Start Given records

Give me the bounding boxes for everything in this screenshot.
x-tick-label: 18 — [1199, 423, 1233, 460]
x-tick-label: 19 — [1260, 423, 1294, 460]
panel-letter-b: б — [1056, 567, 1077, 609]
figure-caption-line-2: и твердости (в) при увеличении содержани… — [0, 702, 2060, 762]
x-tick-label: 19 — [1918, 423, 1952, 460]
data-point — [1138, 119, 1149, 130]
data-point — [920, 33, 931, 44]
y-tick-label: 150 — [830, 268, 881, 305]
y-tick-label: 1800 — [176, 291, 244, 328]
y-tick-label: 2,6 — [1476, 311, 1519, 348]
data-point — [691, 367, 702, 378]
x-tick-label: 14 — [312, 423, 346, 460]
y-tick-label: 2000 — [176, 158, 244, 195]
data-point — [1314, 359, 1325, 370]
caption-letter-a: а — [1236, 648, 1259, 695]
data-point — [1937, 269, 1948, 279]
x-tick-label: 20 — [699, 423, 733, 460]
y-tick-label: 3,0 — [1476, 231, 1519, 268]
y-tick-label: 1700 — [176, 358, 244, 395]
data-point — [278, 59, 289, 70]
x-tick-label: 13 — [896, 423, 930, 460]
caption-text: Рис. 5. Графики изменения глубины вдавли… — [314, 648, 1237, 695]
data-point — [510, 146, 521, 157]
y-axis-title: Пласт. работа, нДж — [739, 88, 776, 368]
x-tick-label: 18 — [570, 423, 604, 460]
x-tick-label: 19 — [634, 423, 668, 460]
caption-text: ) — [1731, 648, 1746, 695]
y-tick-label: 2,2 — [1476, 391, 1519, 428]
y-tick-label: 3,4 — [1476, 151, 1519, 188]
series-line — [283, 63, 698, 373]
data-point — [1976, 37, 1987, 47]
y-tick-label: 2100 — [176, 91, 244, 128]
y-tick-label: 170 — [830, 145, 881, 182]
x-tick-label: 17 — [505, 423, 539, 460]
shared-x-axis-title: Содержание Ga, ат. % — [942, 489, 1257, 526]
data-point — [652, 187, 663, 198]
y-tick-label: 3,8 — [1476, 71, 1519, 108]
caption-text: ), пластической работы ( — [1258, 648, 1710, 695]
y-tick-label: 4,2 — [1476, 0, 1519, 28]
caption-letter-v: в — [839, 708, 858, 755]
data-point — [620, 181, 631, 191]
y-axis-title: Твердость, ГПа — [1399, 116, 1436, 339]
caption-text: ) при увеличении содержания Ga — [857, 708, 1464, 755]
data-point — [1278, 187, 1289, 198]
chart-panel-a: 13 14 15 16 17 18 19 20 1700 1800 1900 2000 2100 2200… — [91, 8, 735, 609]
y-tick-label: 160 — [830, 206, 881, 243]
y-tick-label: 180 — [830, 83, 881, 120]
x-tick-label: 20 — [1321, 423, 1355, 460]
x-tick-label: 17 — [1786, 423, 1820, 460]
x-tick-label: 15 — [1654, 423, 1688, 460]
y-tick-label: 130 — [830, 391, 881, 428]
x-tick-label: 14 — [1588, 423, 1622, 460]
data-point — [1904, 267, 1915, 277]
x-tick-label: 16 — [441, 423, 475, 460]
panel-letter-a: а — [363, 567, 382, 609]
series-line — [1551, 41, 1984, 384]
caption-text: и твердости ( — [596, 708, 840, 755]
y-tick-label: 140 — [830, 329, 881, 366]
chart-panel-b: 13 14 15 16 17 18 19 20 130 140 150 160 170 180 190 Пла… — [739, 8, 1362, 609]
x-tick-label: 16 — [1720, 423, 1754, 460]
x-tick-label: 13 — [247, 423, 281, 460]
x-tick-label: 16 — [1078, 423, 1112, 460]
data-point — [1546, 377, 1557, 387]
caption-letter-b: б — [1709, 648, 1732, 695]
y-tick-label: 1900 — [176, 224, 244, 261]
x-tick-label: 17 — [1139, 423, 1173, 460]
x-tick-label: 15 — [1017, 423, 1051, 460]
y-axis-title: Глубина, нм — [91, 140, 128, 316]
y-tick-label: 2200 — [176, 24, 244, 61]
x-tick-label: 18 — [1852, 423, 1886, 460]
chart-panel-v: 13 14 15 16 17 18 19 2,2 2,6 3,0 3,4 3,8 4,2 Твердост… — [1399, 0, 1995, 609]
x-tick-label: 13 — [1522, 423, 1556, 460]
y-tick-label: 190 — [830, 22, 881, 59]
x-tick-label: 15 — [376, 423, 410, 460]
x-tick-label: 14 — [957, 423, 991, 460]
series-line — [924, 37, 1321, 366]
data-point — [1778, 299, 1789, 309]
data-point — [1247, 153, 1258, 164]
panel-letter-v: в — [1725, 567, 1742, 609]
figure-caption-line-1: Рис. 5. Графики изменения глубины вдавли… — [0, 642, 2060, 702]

End Given records

(Prompt): Reproduce the listing above line for line, keeping every character unchanged.

(The reply):
Give me the bounding boxes for everything in this screenshot.
x-tick-label: 18 — [1199, 423, 1233, 460]
x-tick-label: 19 — [1260, 423, 1294, 460]
panel-letter-b: б — [1056, 567, 1077, 609]
figure-caption-line-2: и твердости (в) при увеличении содержани… — [0, 702, 2060, 762]
x-tick-label: 19 — [1918, 423, 1952, 460]
data-point — [1138, 119, 1149, 130]
data-point — [920, 33, 931, 44]
y-tick-label: 150 — [830, 268, 881, 305]
y-tick-label: 1800 — [176, 291, 244, 328]
y-tick-label: 2,6 — [1476, 311, 1519, 348]
data-point — [691, 367, 702, 378]
x-tick-label: 14 — [312, 423, 346, 460]
y-tick-label: 2000 — [176, 158, 244, 195]
data-point — [1314, 359, 1325, 370]
caption-letter-a: а — [1236, 648, 1259, 695]
data-point — [1937, 269, 1948, 279]
x-tick-label: 20 — [699, 423, 733, 460]
y-tick-label: 3,0 — [1476, 231, 1519, 268]
y-tick-label: 1700 — [176, 358, 244, 395]
data-point — [278, 59, 289, 70]
x-tick-label: 13 — [896, 423, 930, 460]
caption-text: Рис. 5. Графики изменения глубины вдавли… — [314, 648, 1237, 695]
data-point — [510, 146, 521, 157]
y-axis-title: Пласт. работа, нДж — [739, 88, 776, 368]
x-tick-label: 18 — [570, 423, 604, 460]
x-tick-label: 19 — [634, 423, 668, 460]
caption-text: ) — [1731, 648, 1746, 695]
y-tick-label: 2,2 — [1476, 391, 1519, 428]
y-tick-label: 3,4 — [1476, 151, 1519, 188]
series-line — [283, 63, 698, 373]
data-point — [1976, 37, 1987, 47]
y-tick-label: 2100 — [176, 91, 244, 128]
y-tick-label: 170 — [830, 145, 881, 182]
x-tick-label: 17 — [505, 423, 539, 460]
shared-x-axis-title: Содержание Ga, ат. % — [942, 489, 1257, 526]
data-point — [652, 187, 663, 198]
y-tick-label: 3,8 — [1476, 71, 1519, 108]
caption-text: ), пластической работы ( — [1258, 648, 1710, 695]
y-tick-label: 4,2 — [1476, 0, 1519, 28]
caption-letter-v: в — [839, 708, 858, 755]
data-point — [620, 181, 631, 191]
y-axis-title: Твердость, ГПа — [1399, 116, 1436, 339]
caption-text: ) при увеличении содержания Ga — [857, 708, 1464, 755]
data-point — [1278, 187, 1289, 198]
chart-panel-a: 13 14 15 16 17 18 19 20 1700 1800 1900 2000 2100 2200… — [91, 8, 735, 609]
y-tick-label: 160 — [830, 206, 881, 243]
y-tick-label: 180 — [830, 83, 881, 120]
x-tick-label: 20 — [1321, 423, 1355, 460]
x-tick-label: 17 — [1786, 423, 1820, 460]
x-tick-label: 15 — [1654, 423, 1688, 460]
y-tick-label: 130 — [830, 391, 881, 428]
x-tick-label: 14 — [1588, 423, 1622, 460]
data-point — [1904, 267, 1915, 277]
x-tick-label: 16 — [441, 423, 475, 460]
panel-letter-a: а — [363, 567, 382, 609]
series-line — [1551, 41, 1984, 384]
caption-text: и твердости ( — [596, 708, 840, 755]
y-tick-label: 140 — [830, 329, 881, 366]
chart-panel-b: 13 14 15 16 17 18 19 20 130 140 150 160 170 180 190 Пла… — [739, 8, 1362, 609]
x-tick-label: 16 — [1720, 423, 1754, 460]
x-tick-label: 13 — [247, 423, 281, 460]
x-tick-label: 16 — [1078, 423, 1112, 460]
data-point — [1546, 377, 1557, 387]
caption-letter-b: б — [1709, 648, 1732, 695]
y-tick-label: 1900 — [176, 224, 244, 261]
x-tick-label: 17 — [1139, 423, 1173, 460]
x-tick-label: 15 — [1017, 423, 1051, 460]
y-axis-title: Глубина, нм — [91, 140, 128, 316]
y-tick-label: 2200 — [176, 24, 244, 61]
x-tick-label: 18 — [1852, 423, 1886, 460]
chart-panel-v: 13 14 15 16 17 18 19 2,2 2,6 3,0 3,4 3,8 4,2 Твердост… — [1399, 0, 1995, 609]
x-tick-label: 13 — [1522, 423, 1556, 460]
y-tick-label: 190 — [830, 22, 881, 59]
x-tick-label: 15 — [376, 423, 410, 460]
x-tick-label: 14 — [957, 423, 991, 460]
series-line — [924, 37, 1321, 366]
data-point — [1778, 299, 1789, 309]
data-point — [1247, 153, 1258, 164]
panel-letter-v: в — [1725, 567, 1742, 609]
figure-caption-line-1: Рис. 5. Графики изменения глубины вдавли… — [0, 642, 2060, 702]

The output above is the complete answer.